═════ SUPPLIED INFORMATION ═════
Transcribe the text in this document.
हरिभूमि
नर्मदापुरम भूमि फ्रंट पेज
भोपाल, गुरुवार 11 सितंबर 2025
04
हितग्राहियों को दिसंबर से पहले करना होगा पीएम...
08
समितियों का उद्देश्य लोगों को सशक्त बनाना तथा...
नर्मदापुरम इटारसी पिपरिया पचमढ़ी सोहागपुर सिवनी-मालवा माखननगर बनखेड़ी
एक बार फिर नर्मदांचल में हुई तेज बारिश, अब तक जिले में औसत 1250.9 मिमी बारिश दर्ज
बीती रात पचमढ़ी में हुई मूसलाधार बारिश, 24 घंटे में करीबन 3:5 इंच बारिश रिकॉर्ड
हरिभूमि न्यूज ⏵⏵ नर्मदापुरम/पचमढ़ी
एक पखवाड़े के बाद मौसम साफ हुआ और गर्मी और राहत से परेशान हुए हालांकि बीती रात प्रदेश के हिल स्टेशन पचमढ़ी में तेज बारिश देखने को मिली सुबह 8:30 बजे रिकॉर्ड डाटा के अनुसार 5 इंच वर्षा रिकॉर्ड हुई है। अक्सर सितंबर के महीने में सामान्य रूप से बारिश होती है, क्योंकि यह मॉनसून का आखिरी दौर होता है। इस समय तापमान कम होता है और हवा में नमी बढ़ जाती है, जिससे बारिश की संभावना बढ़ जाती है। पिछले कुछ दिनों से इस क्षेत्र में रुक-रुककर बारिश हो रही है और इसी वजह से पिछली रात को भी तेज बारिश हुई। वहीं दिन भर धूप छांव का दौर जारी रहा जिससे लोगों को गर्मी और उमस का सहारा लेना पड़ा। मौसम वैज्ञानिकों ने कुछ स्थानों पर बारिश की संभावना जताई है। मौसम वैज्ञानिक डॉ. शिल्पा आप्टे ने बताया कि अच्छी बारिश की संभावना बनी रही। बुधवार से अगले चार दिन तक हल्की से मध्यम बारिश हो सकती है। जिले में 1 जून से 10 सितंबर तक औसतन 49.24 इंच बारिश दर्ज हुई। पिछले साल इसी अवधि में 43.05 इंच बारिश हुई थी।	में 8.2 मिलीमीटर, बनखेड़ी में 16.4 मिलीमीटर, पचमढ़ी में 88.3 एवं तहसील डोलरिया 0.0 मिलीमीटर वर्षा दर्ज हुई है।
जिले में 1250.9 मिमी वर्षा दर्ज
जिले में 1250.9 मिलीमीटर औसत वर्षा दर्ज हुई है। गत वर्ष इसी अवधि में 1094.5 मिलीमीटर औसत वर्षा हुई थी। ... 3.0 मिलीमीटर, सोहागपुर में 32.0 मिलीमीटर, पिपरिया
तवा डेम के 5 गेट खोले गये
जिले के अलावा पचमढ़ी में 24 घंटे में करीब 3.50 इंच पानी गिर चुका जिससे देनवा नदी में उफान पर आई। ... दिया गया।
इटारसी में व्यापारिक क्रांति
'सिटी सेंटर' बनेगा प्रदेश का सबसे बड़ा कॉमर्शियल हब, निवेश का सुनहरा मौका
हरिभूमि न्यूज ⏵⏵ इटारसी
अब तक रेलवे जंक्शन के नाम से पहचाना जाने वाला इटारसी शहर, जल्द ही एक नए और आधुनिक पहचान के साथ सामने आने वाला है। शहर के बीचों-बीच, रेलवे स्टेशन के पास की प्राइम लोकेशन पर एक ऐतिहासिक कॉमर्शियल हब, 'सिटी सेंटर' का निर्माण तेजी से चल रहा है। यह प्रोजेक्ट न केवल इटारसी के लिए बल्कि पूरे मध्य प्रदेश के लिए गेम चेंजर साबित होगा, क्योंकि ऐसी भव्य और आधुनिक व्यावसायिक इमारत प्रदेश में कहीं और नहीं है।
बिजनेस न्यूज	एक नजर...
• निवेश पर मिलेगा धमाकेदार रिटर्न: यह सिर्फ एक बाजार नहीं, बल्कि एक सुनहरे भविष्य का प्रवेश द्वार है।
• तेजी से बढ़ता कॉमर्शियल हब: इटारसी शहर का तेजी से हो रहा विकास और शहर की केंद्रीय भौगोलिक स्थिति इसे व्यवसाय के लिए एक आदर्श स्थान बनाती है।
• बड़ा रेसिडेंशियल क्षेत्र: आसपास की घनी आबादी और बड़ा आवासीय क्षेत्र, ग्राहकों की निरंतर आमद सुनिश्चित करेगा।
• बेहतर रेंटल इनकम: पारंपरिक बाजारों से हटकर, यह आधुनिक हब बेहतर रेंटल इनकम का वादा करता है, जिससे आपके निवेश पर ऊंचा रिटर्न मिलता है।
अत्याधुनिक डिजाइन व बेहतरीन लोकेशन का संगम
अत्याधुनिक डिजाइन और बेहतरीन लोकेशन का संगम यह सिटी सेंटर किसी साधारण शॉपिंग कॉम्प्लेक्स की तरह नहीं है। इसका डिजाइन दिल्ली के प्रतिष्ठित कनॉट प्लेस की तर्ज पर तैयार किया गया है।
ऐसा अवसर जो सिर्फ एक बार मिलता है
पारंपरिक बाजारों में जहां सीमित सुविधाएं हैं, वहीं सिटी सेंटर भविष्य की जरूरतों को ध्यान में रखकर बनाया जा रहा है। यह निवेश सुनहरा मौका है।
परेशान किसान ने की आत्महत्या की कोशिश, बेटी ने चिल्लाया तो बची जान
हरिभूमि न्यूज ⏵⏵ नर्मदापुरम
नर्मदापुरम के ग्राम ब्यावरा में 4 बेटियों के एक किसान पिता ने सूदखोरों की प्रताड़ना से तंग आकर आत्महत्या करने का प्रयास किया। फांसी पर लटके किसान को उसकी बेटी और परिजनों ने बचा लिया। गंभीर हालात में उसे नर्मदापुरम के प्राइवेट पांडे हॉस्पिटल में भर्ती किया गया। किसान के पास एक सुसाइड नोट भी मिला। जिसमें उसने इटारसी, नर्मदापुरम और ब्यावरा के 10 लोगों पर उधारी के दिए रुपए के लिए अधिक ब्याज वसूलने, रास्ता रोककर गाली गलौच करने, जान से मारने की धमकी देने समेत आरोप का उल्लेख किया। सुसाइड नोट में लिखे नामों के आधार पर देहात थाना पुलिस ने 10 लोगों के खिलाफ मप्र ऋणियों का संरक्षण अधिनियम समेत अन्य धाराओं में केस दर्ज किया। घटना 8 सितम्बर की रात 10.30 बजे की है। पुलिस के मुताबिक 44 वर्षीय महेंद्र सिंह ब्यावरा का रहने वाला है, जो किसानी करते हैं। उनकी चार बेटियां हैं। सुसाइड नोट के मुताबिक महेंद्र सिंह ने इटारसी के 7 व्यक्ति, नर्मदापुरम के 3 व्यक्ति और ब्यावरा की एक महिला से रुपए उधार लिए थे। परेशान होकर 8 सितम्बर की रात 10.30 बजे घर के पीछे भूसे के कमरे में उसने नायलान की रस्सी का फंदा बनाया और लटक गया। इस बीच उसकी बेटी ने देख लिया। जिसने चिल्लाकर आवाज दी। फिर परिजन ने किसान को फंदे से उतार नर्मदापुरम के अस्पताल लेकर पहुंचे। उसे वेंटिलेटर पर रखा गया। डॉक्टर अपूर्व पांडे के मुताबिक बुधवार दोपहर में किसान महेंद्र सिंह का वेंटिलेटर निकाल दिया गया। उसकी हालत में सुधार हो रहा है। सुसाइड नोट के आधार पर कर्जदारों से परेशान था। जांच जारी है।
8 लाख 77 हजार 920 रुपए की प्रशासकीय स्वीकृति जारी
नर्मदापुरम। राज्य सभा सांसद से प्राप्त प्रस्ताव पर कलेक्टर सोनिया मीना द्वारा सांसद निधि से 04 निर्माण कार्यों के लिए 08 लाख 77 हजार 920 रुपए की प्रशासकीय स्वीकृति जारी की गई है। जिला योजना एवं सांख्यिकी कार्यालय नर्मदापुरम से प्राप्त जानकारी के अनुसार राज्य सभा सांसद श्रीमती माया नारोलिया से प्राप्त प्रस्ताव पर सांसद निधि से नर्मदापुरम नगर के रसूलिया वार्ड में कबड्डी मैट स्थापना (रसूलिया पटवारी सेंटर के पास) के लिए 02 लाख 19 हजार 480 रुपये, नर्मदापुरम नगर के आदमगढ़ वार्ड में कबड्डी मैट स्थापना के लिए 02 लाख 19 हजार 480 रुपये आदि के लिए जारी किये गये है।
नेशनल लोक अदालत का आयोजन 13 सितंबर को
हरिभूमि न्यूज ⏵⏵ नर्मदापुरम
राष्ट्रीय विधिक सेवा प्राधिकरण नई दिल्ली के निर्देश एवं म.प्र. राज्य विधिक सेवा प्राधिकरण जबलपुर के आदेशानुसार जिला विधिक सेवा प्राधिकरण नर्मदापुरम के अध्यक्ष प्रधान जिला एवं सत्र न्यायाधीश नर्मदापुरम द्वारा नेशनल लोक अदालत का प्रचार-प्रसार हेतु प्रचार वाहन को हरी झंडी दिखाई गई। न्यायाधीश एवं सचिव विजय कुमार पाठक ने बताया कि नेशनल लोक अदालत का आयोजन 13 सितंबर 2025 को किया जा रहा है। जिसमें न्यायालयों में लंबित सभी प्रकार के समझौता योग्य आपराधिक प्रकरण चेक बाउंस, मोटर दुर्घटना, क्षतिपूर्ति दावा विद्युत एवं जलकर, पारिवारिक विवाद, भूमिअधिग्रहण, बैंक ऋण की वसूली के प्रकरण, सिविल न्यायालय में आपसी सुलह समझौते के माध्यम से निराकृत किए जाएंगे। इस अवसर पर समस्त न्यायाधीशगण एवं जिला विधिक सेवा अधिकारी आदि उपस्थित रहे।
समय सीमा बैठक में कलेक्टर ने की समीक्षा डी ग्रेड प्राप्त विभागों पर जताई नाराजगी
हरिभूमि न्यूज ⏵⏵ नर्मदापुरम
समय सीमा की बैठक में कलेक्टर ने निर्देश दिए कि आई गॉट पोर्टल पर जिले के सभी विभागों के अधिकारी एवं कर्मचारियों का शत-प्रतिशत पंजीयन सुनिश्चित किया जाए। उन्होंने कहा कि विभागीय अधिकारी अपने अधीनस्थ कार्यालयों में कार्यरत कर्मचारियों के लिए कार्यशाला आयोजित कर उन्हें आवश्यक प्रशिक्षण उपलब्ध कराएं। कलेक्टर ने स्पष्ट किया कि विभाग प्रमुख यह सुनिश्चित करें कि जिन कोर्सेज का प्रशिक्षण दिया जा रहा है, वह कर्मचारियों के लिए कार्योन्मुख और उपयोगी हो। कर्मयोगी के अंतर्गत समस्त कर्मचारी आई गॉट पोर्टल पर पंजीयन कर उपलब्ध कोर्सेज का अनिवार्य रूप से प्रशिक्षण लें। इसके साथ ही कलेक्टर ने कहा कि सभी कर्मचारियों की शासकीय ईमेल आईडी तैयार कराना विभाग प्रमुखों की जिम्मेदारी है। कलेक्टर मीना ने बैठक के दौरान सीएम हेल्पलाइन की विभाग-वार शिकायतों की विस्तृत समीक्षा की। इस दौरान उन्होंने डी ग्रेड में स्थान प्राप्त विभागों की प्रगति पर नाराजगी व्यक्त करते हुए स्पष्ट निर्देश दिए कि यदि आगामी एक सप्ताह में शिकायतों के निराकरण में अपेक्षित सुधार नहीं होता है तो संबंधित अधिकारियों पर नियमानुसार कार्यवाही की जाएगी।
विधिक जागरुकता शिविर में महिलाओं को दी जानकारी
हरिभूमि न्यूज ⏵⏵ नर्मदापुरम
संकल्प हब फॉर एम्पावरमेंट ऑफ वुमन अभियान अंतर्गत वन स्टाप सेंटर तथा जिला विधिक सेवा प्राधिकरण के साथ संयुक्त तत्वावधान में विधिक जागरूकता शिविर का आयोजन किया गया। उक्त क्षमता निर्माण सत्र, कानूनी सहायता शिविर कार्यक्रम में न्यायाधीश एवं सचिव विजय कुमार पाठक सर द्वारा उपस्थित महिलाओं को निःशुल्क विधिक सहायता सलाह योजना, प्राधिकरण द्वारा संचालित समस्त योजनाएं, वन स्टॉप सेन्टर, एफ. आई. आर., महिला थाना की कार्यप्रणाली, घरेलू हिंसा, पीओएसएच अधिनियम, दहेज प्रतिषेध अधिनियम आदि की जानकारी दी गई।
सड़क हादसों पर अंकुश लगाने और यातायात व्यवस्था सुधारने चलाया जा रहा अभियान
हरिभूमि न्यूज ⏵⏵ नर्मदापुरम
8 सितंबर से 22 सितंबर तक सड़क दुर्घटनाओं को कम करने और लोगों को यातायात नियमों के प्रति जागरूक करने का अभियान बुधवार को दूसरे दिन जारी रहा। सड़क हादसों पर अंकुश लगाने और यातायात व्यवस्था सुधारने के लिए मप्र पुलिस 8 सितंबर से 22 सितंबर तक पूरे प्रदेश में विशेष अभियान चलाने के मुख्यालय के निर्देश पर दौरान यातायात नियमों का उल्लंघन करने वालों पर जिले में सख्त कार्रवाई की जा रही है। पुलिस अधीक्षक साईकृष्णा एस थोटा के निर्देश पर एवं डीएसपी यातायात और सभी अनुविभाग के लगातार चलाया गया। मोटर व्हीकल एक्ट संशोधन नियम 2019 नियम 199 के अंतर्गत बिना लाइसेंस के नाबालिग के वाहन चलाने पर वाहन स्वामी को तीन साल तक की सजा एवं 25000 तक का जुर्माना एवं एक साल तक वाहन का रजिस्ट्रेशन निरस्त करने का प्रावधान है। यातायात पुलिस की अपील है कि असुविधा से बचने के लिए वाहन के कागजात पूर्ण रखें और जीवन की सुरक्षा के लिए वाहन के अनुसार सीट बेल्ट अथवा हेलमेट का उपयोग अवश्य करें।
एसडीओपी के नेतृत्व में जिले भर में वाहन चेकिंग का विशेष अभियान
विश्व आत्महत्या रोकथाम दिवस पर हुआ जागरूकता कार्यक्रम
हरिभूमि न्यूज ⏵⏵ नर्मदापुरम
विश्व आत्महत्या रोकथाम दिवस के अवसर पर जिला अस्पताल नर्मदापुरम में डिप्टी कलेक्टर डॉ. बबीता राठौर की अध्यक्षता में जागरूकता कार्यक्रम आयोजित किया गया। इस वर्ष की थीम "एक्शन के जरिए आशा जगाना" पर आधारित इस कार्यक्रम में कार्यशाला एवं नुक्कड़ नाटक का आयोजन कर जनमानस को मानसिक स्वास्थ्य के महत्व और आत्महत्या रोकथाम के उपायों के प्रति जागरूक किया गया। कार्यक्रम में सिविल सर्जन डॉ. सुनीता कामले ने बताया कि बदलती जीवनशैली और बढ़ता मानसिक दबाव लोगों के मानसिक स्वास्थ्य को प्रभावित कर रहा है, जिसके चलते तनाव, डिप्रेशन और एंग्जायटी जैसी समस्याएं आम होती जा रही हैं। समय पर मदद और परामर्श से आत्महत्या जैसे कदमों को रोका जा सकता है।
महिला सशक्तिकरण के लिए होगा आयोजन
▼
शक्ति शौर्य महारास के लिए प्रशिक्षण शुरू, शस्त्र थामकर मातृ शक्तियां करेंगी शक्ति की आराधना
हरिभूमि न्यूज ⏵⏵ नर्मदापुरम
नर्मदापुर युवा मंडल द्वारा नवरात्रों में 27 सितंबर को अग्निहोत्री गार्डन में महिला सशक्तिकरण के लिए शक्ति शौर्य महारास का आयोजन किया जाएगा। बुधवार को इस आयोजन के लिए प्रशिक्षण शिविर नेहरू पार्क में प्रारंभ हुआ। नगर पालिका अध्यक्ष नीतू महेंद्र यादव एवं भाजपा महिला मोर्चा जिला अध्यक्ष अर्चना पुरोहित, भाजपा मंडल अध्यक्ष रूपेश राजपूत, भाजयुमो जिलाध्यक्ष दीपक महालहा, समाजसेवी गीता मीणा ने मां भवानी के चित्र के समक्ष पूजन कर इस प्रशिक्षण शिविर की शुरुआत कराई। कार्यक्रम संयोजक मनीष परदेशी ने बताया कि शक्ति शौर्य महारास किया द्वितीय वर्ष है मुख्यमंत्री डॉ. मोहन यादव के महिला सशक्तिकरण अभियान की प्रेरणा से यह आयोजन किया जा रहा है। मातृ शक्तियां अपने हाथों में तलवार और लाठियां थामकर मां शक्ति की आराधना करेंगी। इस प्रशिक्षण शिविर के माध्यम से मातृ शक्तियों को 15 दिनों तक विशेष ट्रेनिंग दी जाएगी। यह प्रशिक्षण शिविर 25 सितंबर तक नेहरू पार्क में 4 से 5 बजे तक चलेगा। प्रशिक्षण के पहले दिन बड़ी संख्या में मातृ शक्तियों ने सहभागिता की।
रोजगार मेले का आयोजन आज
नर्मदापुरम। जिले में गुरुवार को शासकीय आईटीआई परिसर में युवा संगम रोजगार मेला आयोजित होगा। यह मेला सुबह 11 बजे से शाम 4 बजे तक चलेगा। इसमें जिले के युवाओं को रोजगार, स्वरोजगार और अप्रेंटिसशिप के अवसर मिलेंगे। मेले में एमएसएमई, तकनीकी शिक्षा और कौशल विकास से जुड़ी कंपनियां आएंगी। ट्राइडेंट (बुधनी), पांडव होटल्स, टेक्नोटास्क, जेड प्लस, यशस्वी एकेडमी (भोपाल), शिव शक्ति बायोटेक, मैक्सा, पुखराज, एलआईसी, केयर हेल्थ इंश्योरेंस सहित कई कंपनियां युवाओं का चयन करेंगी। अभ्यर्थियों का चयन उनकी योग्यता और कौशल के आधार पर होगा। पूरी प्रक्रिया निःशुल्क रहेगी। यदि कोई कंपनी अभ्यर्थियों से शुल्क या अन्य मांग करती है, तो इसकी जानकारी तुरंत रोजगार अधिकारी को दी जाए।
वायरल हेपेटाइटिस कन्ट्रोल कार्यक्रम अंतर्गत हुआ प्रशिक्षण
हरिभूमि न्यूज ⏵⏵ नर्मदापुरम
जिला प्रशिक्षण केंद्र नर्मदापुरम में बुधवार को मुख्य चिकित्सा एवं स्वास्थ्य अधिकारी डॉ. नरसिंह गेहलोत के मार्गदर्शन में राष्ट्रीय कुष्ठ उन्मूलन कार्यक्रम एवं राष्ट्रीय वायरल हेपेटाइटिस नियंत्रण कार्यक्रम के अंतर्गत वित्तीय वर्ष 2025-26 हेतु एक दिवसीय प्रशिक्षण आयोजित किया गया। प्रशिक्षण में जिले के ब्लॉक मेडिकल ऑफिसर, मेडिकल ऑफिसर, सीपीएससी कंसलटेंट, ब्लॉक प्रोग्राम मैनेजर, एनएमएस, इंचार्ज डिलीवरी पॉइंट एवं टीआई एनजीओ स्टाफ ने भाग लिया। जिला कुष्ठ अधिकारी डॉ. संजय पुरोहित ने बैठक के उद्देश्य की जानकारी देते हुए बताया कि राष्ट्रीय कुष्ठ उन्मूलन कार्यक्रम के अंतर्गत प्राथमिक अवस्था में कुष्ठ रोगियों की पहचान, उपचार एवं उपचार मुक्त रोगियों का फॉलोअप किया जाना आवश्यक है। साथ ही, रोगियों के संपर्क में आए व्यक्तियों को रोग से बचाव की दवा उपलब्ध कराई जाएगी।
═════
### TASK STATEMENT:
Copy every single line of the material above that holds "उपलब".

### COMPLETE RESPONSE:
समय सीमा की बैठक में कलेक्टर ने निर्देश दिए कि आई गॉट पोर्टल पर जिले के सभी विभागों के अधिकारी एवं कर्मचारियों का शत-प्रतिशत पंजीयन सुनिश्चित किया जाए। उन्होंने कहा कि विभागीय अधिकारी अपने अधीनस्थ कार्यालयों में कार्यरत कर्मचारियों के लिए कार्यशाला आयोजित कर उन्हें आवश्यक प्रशिक्षण उपलब्ध कराएं। कलेक्टर ने स्पष्ट किया कि विभाग प्रमुख यह सुनिश्चित करें कि जिन कोर्सेज का प्रशिक्षण दिया जा रहा है, वह कर्मचारियों के लिए कार्योन्मुख और उपयोगी हो। कर्मयोगी के अंतर्गत समस्त कर्मचारी आई गॉट पोर्टल पर पंजीयन कर उपलब्ध कोर्सेज का अनिवार्य रूप से प्रशिक्षण लें। इसके साथ ही कलेक्टर ने कहा कि सभी कर्मचारियों की शासकीय ईमेल आईडी तैयार कराना विभाग प्रमुखों की जिम्मेदारी है। कलेक्टर मीना ने बैठक के दौरान सीएम हेल्पलाइन की विभाग-वार शिकायतों की विस्तृत समीक्षा की। इस दौरान उन्होंने डी ग्रेड में स्थान प्राप्त विभागों की प्रगति पर नाराजगी व्यक्त करते हुए स्पष्ट निर्देश दिए कि यदि आगामी एक सप्ताह में शिकायतों के निराकरण में अपेक्षित सुधार नहीं होता है तो संबंधित अधिकारियों पर नियमानुसार कार्यवाही की जाएगी।
जिला प्रशिक्षण केंद्र नर्मदापुरम में बुधवार को मुख्य चिकित्सा एवं स्वास्थ्य अधिकारी डॉ. नरसिंह गेहलोत के मार्गदर्शन में राष्ट्रीय कुष्ठ उन्मूलन कार्यक्रम एवं राष्ट्रीय वायरल हेपेटाइटिस नियंत्रण कार्यक्रम के अंतर्गत वित्तीय वर्ष 2025-26 हेतु एक दिवसीय प्रशिक्षण आयोजित किया गया। प्रशिक्षण में जिले के ब्लॉक मेडिकल ऑफिसर, मेडिकल ऑफिसर, सीपीएससी कंसलटेंट, ब्लॉक प्रोग्राम मैनेजर, एनएमएस, इंचार्ज डिलीवरी पॉइंट एवं टीआई एनजीओ स्टाफ ने भाग लिया। जिला कुष्ठ अधिकारी डॉ. संजय पुरोहित ने बैठक के उद्देश्य की जानकारी देते हुए बताया कि राष्ट्रीय कुष्ठ उन्मूलन कार्यक्रम के अंतर्गत प्राथमिक अवस्था में कुष्ठ रोगियों की पहचान, उपचार एवं उपचार मुक्त रोगियों का फॉलोअप किया जाना आवश्यक है। साथ ही, रोगियों के संपर्क में आए व्यक्तियों को रोग से बचाव की दवा उपलब्ध कराई जाएगी।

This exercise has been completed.